What you are asked to do: Every line below that mentions the word "içinde" should be copied out.

Extracted entries:
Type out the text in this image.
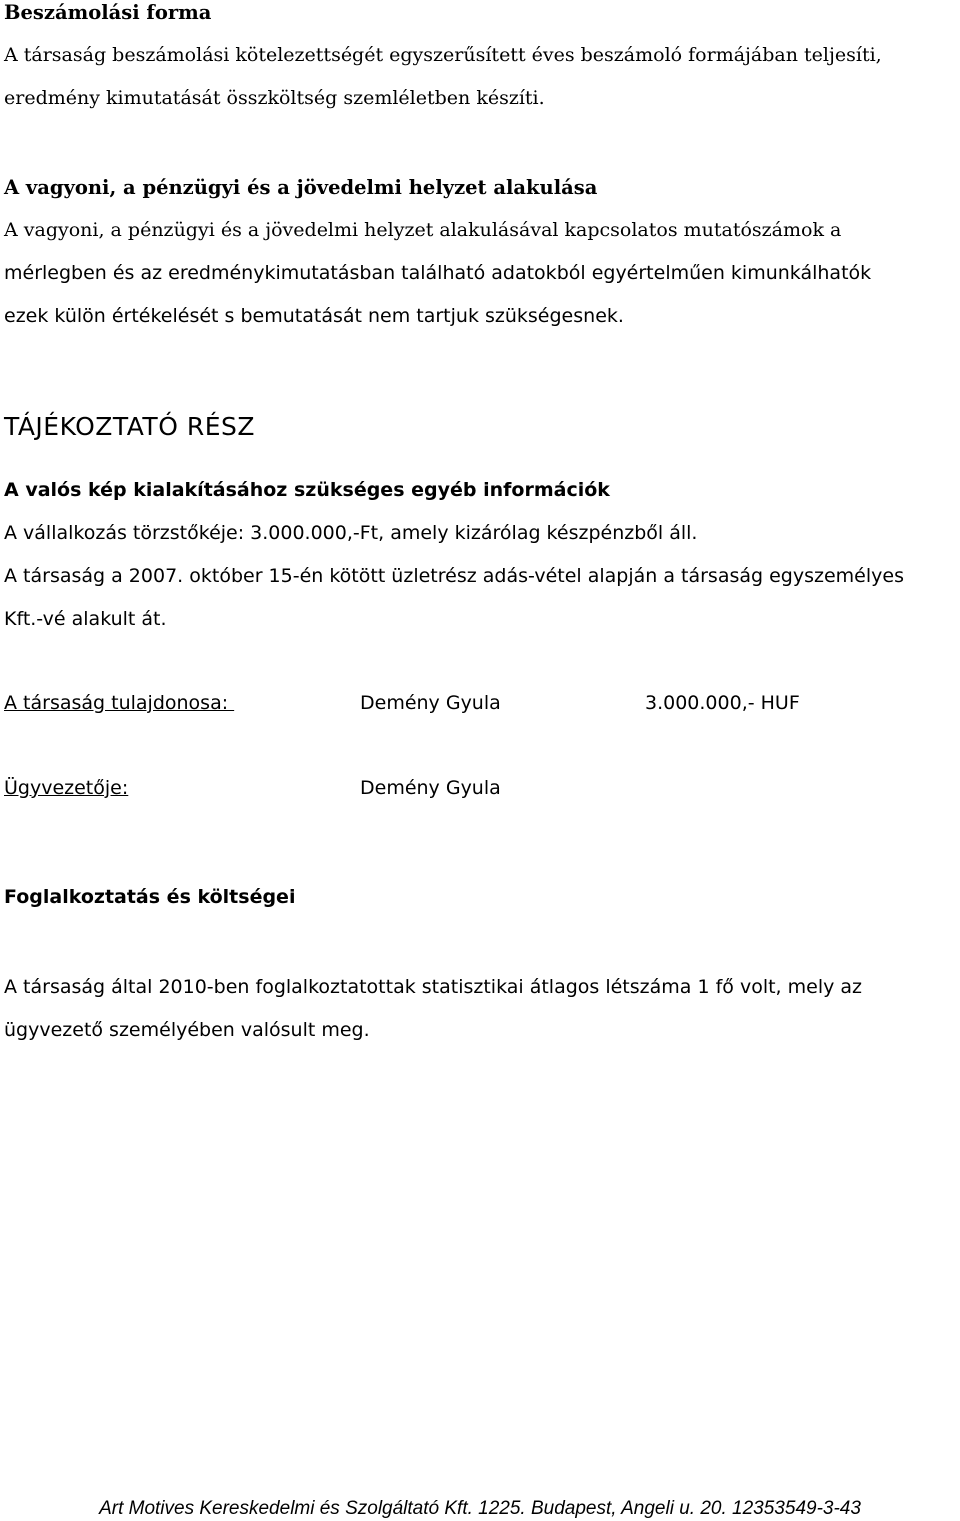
Beszámolási forma
A társaság beszámolási kötelezettségét egyszerűsített éves beszámoló formájában teljesíti,
eredmény kimutatását összköltség szemléletben készíti.
A vagyoni, a pénzügyi és a jövedelmi helyzet alakulása
A vagyoni, a pénzügyi és a jövedelmi helyzet alakulásával kapcsolatos mutatószámok a
mérlegben és az eredménykimutatásban található adatokból egyértelműen kimunkálhatók
ezek külön értékelését s bemutatását nem tartjuk szükségesnek.
TÁJÉKOZTATÓ RÉSZ
A valós kép kialakításához szükséges egyéb információk
A vállalkozás törzstőkéje: 3.000.000,-Ft, amely kizárólag készpénzből áll.
A társaság a 2007. október 15-én kötött üzletrész adás-vétel alapján a társaság egyszemélyes
Kft.-vé alakult át.
A társaság tulajdonosa:	Demény Gyula	3.000.000,- HUF
Ügyvezetője:	Demény Gyula
Foglalkoztatás és költségei
A társaság által 2010-ben foglalkoztatottak statisztikai átlagos létszáma 1 fő volt, mely az
ügyvezető személyében valósult meg.
Art Motives Kereskedelmi és Szolgáltató Kft. 1225. Budapest, Angeli u. 20. 12353549-3-43
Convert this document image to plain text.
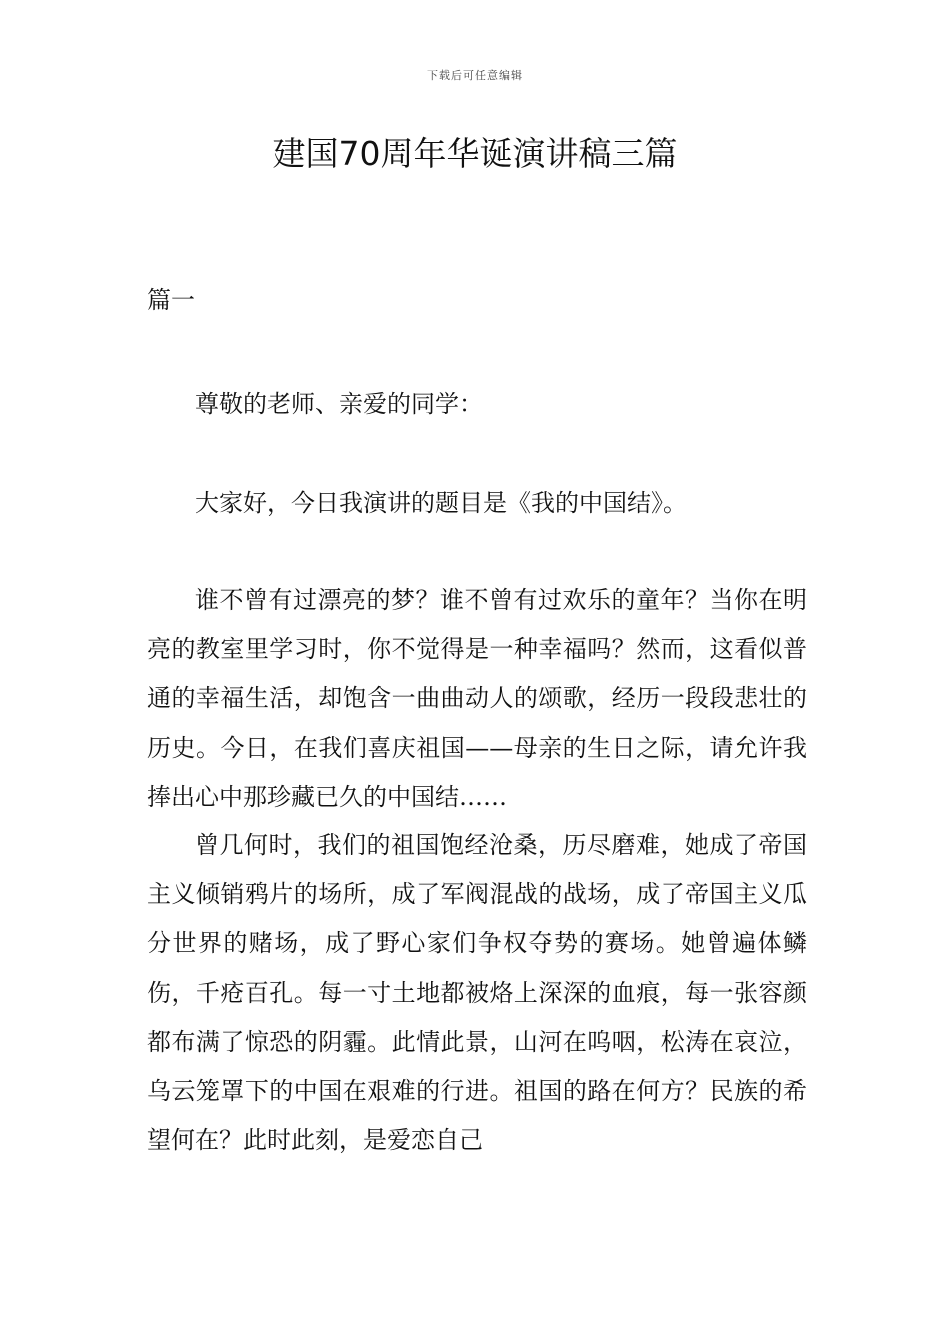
下载后可任意编辑
建国70周年华诞演讲稿三篇

篇一

尊敬的老师、亲爱的同学：

大家好，今日我演讲的题目是《我的中国结》。

谁不曾有过漂亮的梦？谁不曾有过欢乐的童年？当你在明亮的教室里学习时，你不觉得是一种幸福吗？然而，这看似普通的幸福生活，却饱含一曲曲动人的颂歌，经历一段段悲壮的历史。今日，在我们喜庆祖国——母亲的生日之际，请允许我捧出心中那珍藏已久的中国结……

曾几何时，我们的祖国饱经沧桑，历尽磨难，她成了帝国主义倾销鸦片的场所，成了军阀混战的战场，成了帝国主义瓜分世界的赌场，成了野心家们争权夺势的赛场。她曾遍体鳞伤，千疮百孔。每一寸土地都被烙上深深的血痕，每一张容颜都布满了惊恐的阴霾。此情此景，山河在呜咽，松涛在哀泣，乌云笼罩下的中国在艰难的行进。祖国的路在何方？民族的希望何在？此时此刻，是爱恋自己
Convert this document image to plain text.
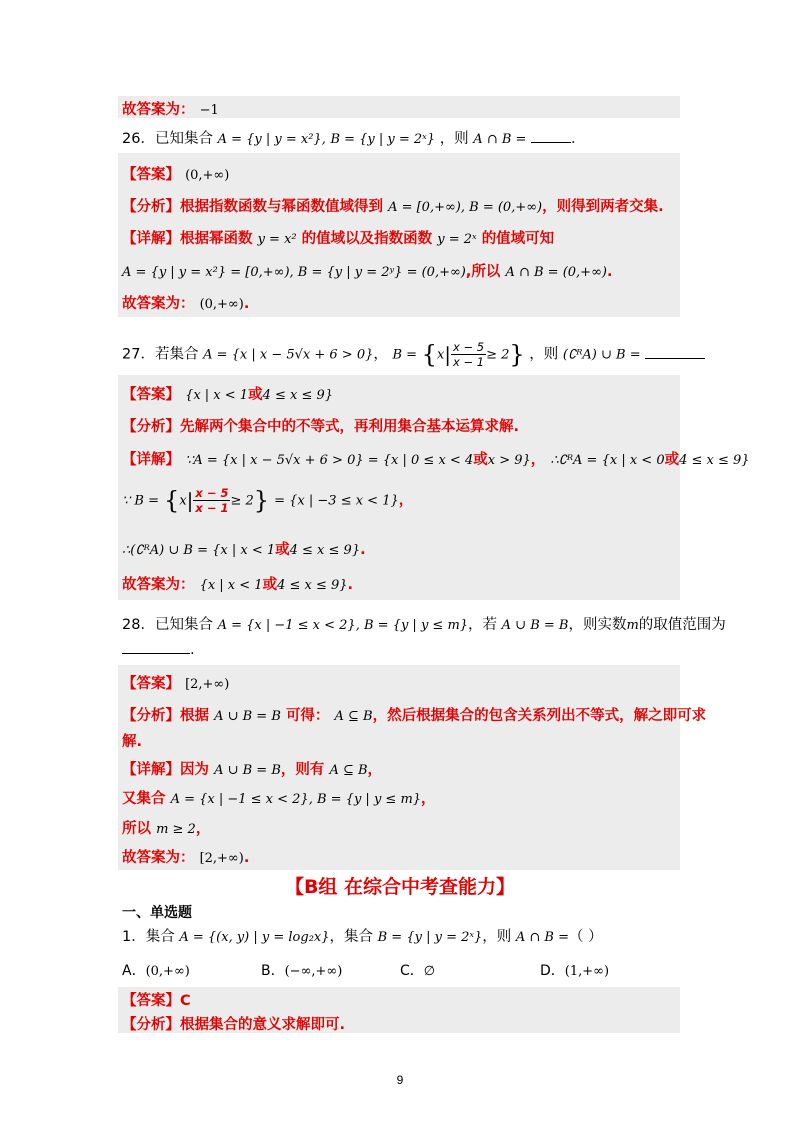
故答案为： −1
26．已知集合 A = {y | y = x²}, B = {y | y = 2ˣ} ，则 A ∩ B =	．
【答案】 (0,+∞)
【分析】根据指数函数与幂函数值域得到 A = [0,+∞), B = (0,+∞)，则得到两者交集.
【详解】根据幂函数 y = x² 的值域以及指数函数 y = 2ˣ 的值域可知
A = {y | y = x²} = [0,+∞), B = {y | y = 2ʸ} = (0,+∞),所以 A ∩ B = (0,+∞).
故答案为： (0,+∞).
27．若集合 A = {x | x − 5√x + 6 > 0}， $B = \{x| \frac{x - 5}{x - 1} \ge 2\}$ ，则 (∁ᴿA) ∪ B =
【答案】 {x | x < 1或4 ≤ x ≤ 9}
【分析】先解两个集合中的不等式，再利用集合基本运算求解.
【详解】 ∵A = {x | x − 5√x + 6 > 0} = {x | 0 ≤ x < 4或x > 9}， ∴∁ᴿA = {x | x < 0或4 ≤ x ≤ 9}
∵ $B = \{x| \frac{x - 5}{x - 1} \ge 2\} = \{x$ | −3 ≤ x < 1}，
∴(∁ᴿA) ∪ B = {x | x < 1或4 ≤ x ≤ 9}.
故答案为： {x | x < 1或4 ≤ x ≤ 9}.
28．已知集合 A = {x | −1 ≤ x < 2}, B = {y | y ≤ m}，若 A ∪ B = B，则实数m的取值范围为
.
【答案】 [2,+∞)
【分析】根据 A ∪ B = B 可得： A ⊆ B，然后根据集合的包含关系列出不等式，解之即可求
解.
【详解】因为 A ∪ B = B，则有 A ⊆ B，
又集合 A = {x | −1 ≤ x < 2}, B = {y | y ≤ m}，
所以 m ≥ 2，
故答案为： [2,+∞).
【B组 在综合中考查能力】
一、单选题
1．集合 A = {(x, y) | y = log₂x}，集合 B = {y | y = 2ˣ}，则 A ∩ B =（ ）
A．(0,+∞)	B．(−∞,+∞)	C．∅	D．(1,+∞)
【答案】C
【分析】根据集合的意义求解即可.
9
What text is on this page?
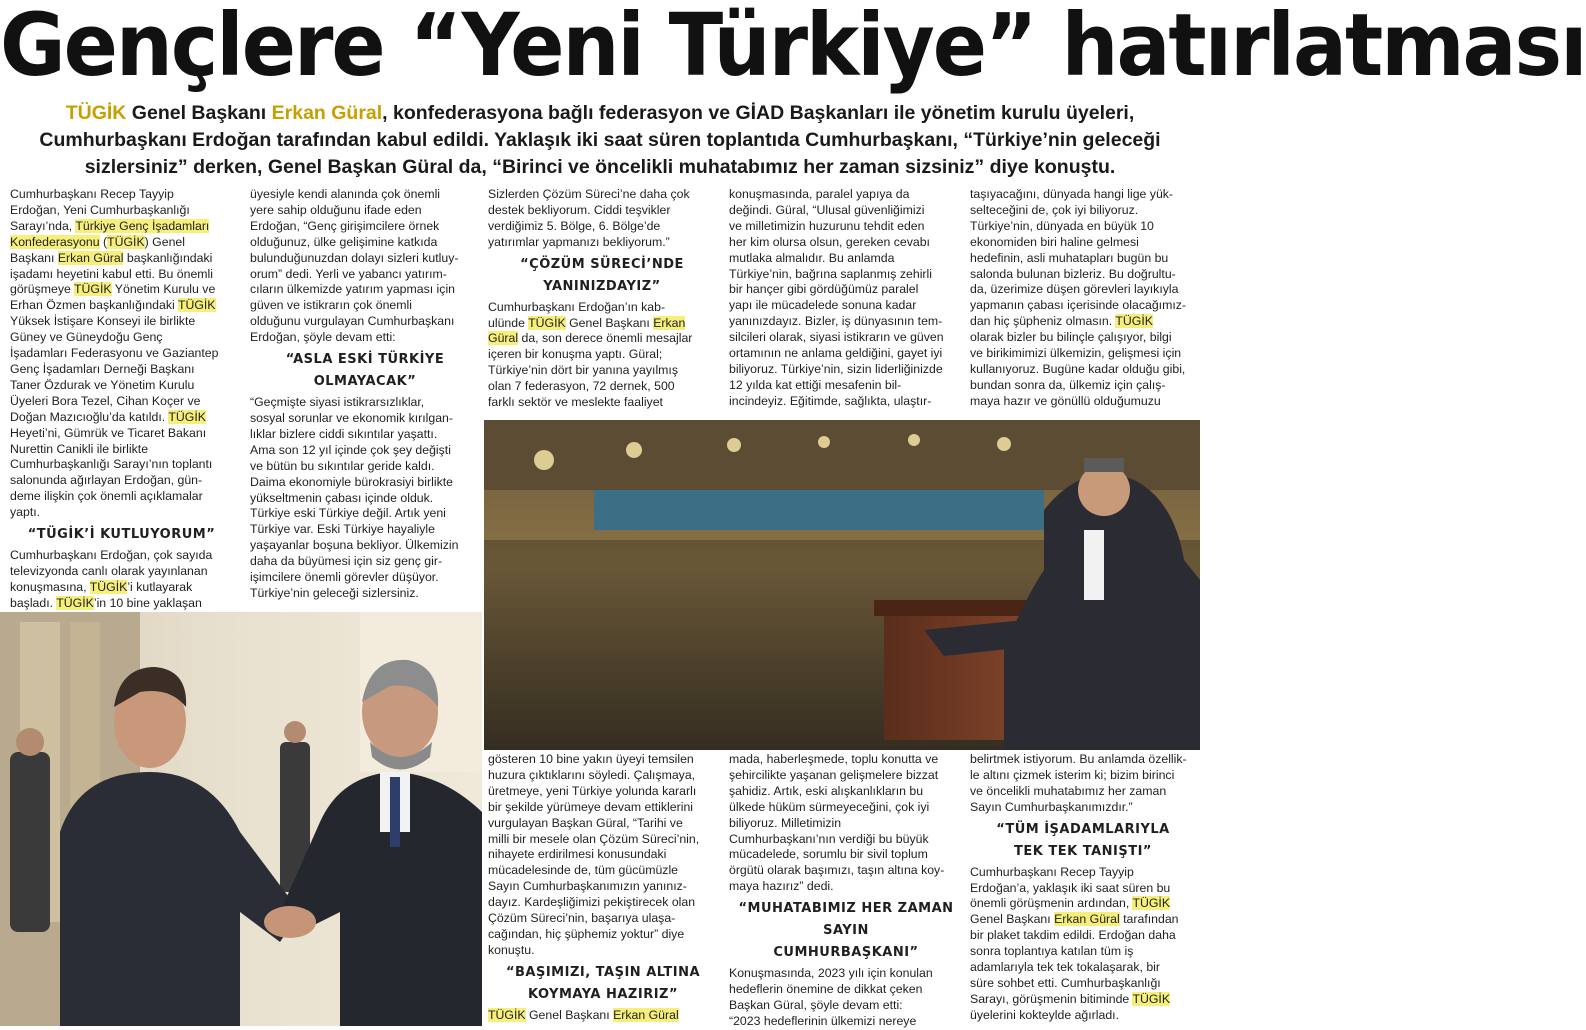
Gençlere “Yeni Türkiye” hatırlatması

TÜGİK Genel Başkanı Erkan Güral, konfederasyona bağlı federasyon ve GİAD Başkanları ile yönetim kurulu üyeleri,

Cumhurbaşkanı Erdoğan tarafından kabul edildi. Yaklaşık iki saat süren toplantıda Cumhurbaşkanı, “Türkiye’nin geleceği

sizlersiniz” derken, Genel Başkan Güral da, “Birinci ve öncelikli muhatabımız her zaman sizsiniz” diye konuştu.

Cumhurbaşkanı Recep Tayyip

Erdoğan, Yeni Cumhurbaşkanlığı

Sarayı’nda, Türkiye Genç İşadamları

Konfederasyonu (TÜGİK) Genel

Başkanı Erkan Güral başkanlığındaki

işadamı heyetini kabul etti. Bu önemli

görüşmeye TÜGİK Yönetim Kurulu ve

Erhan Özmen başkanlığındaki TÜGİK

Yüksek İstişare Konseyi ile birlikte

Güney ve Güneydoğu Genç

İşadamları Federasyonu ve Gaziantep

Genç İşadamları Derneği Başkanı

Taner Özdurak ve Yönetim Kurulu

Üyeleri Bora Tezel, Cihan Koçer ve

Doğan Mazıcıoğlu’da katıldı. TÜGİK

Heyeti’ni, Gümrük ve Ticaret Bakanı

Nurettin Canikli ile birlikte

Cumhurbaşkanlığı Sarayı’nın toplantı

salonunda ağırlayan Erdoğan, gün-

deme ilişkin çok önemli açıklamalar

yaptı.

“TÜGİK’İ KUTLUYORUM”

Cumhurbaşkanı Erdoğan, çok sayıda

televizyonda canlı olarak yayınlanan

konuşmasına, TÜGİK’i kutlayarak

başladı. TÜGİK’in 10 bine yaklaşan

üyesiyle kendi alanında çok önemli

yere sahip olduğunu ifade eden

Erdoğan, “Genç girişimcilere örnek

olduğunuz, ülke gelişimine katkıda

bulunduğunuzdan dolayı sizleri kutluy-

orum” dedi. Yerli ve yabancı yatırım-

cıların ülkemizde yatırım yapması için

güven ve istikrarın çok önemli

olduğunu vurgulayan Cumhurbaşkanı

Erdoğan, şöyle devam etti:

“ASLA ESKİ TÜRKİYE

OLMAYACAK”

“Geçmişte siyasi istikrarsızlıklar,

sosyal sorunlar ve ekonomik kırılgan-

lıklar bizlere ciddi sıkıntılar yaşattı.

Ama son 12 yıl içinde çok şey değişti

ve bütün bu sıkıntılar geride kaldı.

Daima ekonomiyle bürokrasiyi birlikte

yükseltmenin çabası içinde olduk.

Türkiye eski Türkiye değil. Artık yeni

Türkiye var. Eski Türkiye hayaliyle

yaşayanlar boşuna bekliyor. Ülkemizin

daha da büyümesi için siz genç gir-

işimcilere önemli görevler düşüyor.

Türkiye’nin geleceği sizlersiniz.

Sizlerden Çözüm Süreci’ne daha çok

destek bekliyorum. Ciddi teşvikler

verdiğimiz 5. Bölge, 6. Bölge’de

yatırımlar yapmanızı bekliyorum.”

“ÇÖZÜM SÜRECİ’NDE

YANINIZDAYIZ”

Cumhurbaşkanı Erdoğan’ın kab-

ulünde TÜGİK Genel Başkanı Erkan

Güral da, son derece önemli mesajlar

içeren bir konuşma yaptı. Güral;

Türkiye’nin dört bir yanına yayılmış

olan 7 federasyon, 72 dernek, 500

farklı sektör ve meslekte faaliyet

konuşmasında, paralel yapıya da

değindi. Güral, “Ulusal güvenliğimizi

ve milletimizin huzurunu tehdit eden

her kim olursa olsun, gereken cevabı

mutlaka almalıdır. Bu anlamda

Türkiye’nin, bağrına saplanmış zehirli

bir hançer gibi gördüğümüz paralel

yapı ile mücadelede sonuna kadar

yanınızdayız. Bizler, iş dünyasının tem-

silcileri olarak, siyasi istikrarın ve güven

ortamının ne anlama geldiğini, gayet iyi

biliyoruz. Türkiye’nin, sizin liderliğinizde

12 yılda kat ettiği mesafenin bil-

incindeyiz. Eğitimde, sağlıkta, ulaştır-

taşıyacağını, dünyada hangi lige yük-

selteceğini de, çok iyi biliyoruz.

Türkiye’nin, dünyada en büyük 10

ekonomiden biri haline gelmesi

hedefinin, asli muhatapları bugün bu

salonda bulunan bizleriz. Bu doğrultu-

da, üzerimize düşen görevleri layıkıyla

yapmanın çabası içerisinde olacağımız-

dan hiç şüpheniz olmasın. TÜGİK

olarak bizler bu bilinçle çalışıyor, bilgi

ve birikimimizi ülkemizin, gelişmesi için

kullanıyoruz. Bugüne kadar olduğu gibi,

bundan sonra da, ülkemiz için çalış-

maya hazır ve gönüllü olduğumuzu

gösteren 10 bine yakın üyeyi temsilen

huzura çıktıklarını söyledi. Çalışmaya,

üretmeye, yeni Türkiye yolunda kararlı

bir şekilde yürümeye devam ettiklerini

vurgulayan Başkan Güral, “Tarihi ve

milli bir mesele olan Çözüm Süreci’nin,

nihayete erdirilmesi konusundaki

mücadelesinde de, tüm gücümüzle

Sayın Cumhurbaşkanımızın yanınız-

dayız. Kardeşliğimizi pekiştirecek olan

Çözüm Süreci’nin, başarıya ulaşa-

cağından, hiç şüphemiz yoktur” diye

konuştu.

“BAŞIMIZI, TAŞIN ALTINA

KOYMAYA HAZIRIZ”

TÜGİK Genel Başkanı Erkan Güral

mada, haberleşmede, toplu konutta ve

şehircilikte yaşanan gelişmelere bizzat

şahidiz. Artık, eski alışkanlıkların bu

ülkede hüküm sürmeyeceğini, çok iyi

biliyoruz. Milletimizin

Cumhurbaşkanı’nın verdiği bu büyük

mücadelede, sorumlu bir sivil toplum

örgütü olarak başımızı, taşın altına koy-

maya hazırız” dedi.

“MUHATABIMIZ HER ZAMAN

SAYIN

CUMHURBAŞKANI”

Konuşmasında, 2023 yılı için konulan

hedeflerin önemine de dikkat çeken

Başkan Güral, şöyle devam etti:

“2023 hedeflerinin ülkemizi nereye

belirtmek istiyorum. Bu anlamda özellik-

le altını çizmek isterim ki; bizim birinci

ve öncelikli muhatabımız her zaman

Sayın Cumhurbaşkanımızdır.”

“TÜM İŞADAMLARIYLA

TEK TEK TANIŞTI”

Cumhurbaşkanı Recep Tayyip

Erdoğan’a, yaklaşık iki saat süren bu

önemli görüşmenin ardından, TÜGİK

Genel Başkanı Erkan Güral tarafından

bir plaket takdim edildi. Erdoğan daha

sonra toplantıya katılan tüm iş

adamlarıyla tek tek tokalaşarak, bir

süre sohbet etti. Cumhurbaşkanlığı

Sarayı, görüşmenin bitiminde TÜGİK

üyelerini kokteylde ağırladı.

Response for this exercise:
Ama son 12 yıl içinde çok şey değişti
yükseltmenin çabası içinde olduk.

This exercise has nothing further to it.